Exercise materials:
________________________________________
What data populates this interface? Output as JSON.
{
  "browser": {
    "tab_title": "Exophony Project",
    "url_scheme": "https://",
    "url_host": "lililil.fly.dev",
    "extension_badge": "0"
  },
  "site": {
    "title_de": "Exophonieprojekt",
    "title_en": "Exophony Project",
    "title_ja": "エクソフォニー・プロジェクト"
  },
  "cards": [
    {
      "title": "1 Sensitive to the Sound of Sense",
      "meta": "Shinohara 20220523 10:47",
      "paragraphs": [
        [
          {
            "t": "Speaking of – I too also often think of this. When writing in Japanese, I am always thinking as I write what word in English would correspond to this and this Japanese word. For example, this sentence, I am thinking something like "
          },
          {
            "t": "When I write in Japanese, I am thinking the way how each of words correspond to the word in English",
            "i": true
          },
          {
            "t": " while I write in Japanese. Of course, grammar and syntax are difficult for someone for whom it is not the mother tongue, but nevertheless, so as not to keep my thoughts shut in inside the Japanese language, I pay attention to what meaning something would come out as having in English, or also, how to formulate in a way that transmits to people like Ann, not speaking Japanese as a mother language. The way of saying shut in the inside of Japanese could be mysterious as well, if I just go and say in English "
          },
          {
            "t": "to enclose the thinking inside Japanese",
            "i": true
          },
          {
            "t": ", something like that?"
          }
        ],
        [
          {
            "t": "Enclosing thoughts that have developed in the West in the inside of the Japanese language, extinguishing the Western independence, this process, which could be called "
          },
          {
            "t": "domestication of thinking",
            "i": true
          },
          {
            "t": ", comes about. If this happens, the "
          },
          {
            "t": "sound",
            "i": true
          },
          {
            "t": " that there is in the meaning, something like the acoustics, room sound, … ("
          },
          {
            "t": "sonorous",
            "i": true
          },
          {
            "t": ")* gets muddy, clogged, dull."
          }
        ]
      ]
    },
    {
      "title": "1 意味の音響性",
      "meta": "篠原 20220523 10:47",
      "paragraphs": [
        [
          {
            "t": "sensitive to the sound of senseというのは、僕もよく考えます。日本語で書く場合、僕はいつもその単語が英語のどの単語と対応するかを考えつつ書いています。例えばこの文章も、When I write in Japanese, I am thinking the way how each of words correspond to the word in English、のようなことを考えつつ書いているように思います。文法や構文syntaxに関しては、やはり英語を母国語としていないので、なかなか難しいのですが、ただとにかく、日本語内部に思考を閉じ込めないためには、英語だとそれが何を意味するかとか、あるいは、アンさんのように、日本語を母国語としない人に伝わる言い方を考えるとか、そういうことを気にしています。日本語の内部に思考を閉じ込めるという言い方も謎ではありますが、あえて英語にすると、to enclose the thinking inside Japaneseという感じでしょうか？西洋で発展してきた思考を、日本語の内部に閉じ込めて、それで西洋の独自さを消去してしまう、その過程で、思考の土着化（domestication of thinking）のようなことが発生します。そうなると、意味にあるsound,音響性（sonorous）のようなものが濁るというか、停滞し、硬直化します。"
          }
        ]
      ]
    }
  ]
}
________________________________________
Repeat each record exactly, leaving nothing out.

What data populates this interface? Output as JSON.
{
  "browser": {
    "tab_title": "Exophony Project",
    "url_scheme": "https://",
    "url_host": "lililil.fly.dev",
    "extension_badge": "0"
  },
  "site": {
    "title_de": "Exophonieprojekt",
    "title_en": "Exophony Project",
    "title_ja": "エクソフォニー・プロジェクト"
  },
  "cards": [
    {
      "title": "1 Sensitive to the Sound of Sense",
      "meta": "Shinohara 20220523 10:47",
      "paragraphs": [
        [
          {
            "t": "Speaking of – I too also often think of this. When writing in Japanese, I am always thinking as I write what word in English would correspond to this and this Japanese word. For example, this sentence, I am thinking something like "
          },
          {
            "t": "When I write in Japanese, I am thinking the way how each of words correspond to the word in English",
            "i": true
          },
          {
            "t": " while I write in Japanese. Of course, grammar and syntax are difficult for someone for whom it is not the mother tongue, but nevertheless, so as not to keep my thoughts shut in inside the Japanese language, I pay attention to what meaning something would come out as having in English, or also, how to formulate in a way that transmits to people like Ann, not speaking Japanese as a mother language. The way of saying shut in the inside of Japanese could be mysterious as well, if I just go and say in English "
          },
          {
            "t": "to enclose the thinking inside Japanese",
            "i": true
          },
          {
            "t": ", something like that?"
          }
        ],
        [
          {
            "t": "Enclosing thoughts that have developed in the West in the inside of the Japanese language, extinguishing the Western independence, this process, which could be called "
          },
          {
            "t": "domestication of thinking",
            "i": true
          },
          {
            "t": ", comes about. If this happens, the "
          },
          {
            "t": "sound",
            "i": true
          },
          {
            "t": " that there is in the meaning, something like the acoustics, room sound, … ("
          },
          {
            "t": "sonorous",
            "i": true
          },
          {
            "t": ")* gets muddy, clogged, dull."
          }
        ]
      ]
    },
    {
      "title": "1 意味の音響性",
      "meta": "篠原 20220523 10:47",
      "paragraphs": [
        [
          {
            "t": "sensitive to the sound of senseというのは、僕もよく考えます。日本語で書く場合、僕はいつもその単語が英語のどの単語と対応するかを考えつつ書いています。例えばこの文章も、When I write in Japanese, I am thinking the way how each of words correspond to the word in English、のようなことを考えつつ書いているように思います。文法や構文syntaxに関しては、やはり英語を母国語としていないので、なかなか難しいのですが、ただとにかく、日本語内部に思考を閉じ込めないためには、英語だとそれが何を意味するかとか、あるいは、アンさんのように、日本語を母国語としない人に伝わる言い方を考えるとか、そういうことを気にしています。日本語の内部に思考を閉じ込めるという言い方も謎ではありますが、あえて英語にすると、to enclose the thinking inside Japaneseという感じでしょうか？西洋で発展してきた思考を、日本語の内部に閉じ込めて、それで西洋の独自さを消去してしまう、その過程で、思考の土着化（domestication of thinking）のようなことが発生します。そうなると、意味にあるsound,音響性（sonorous）のようなものが濁るというか、停滞し、硬直化します。"
          }
        ]
      ]
    }
  ]
}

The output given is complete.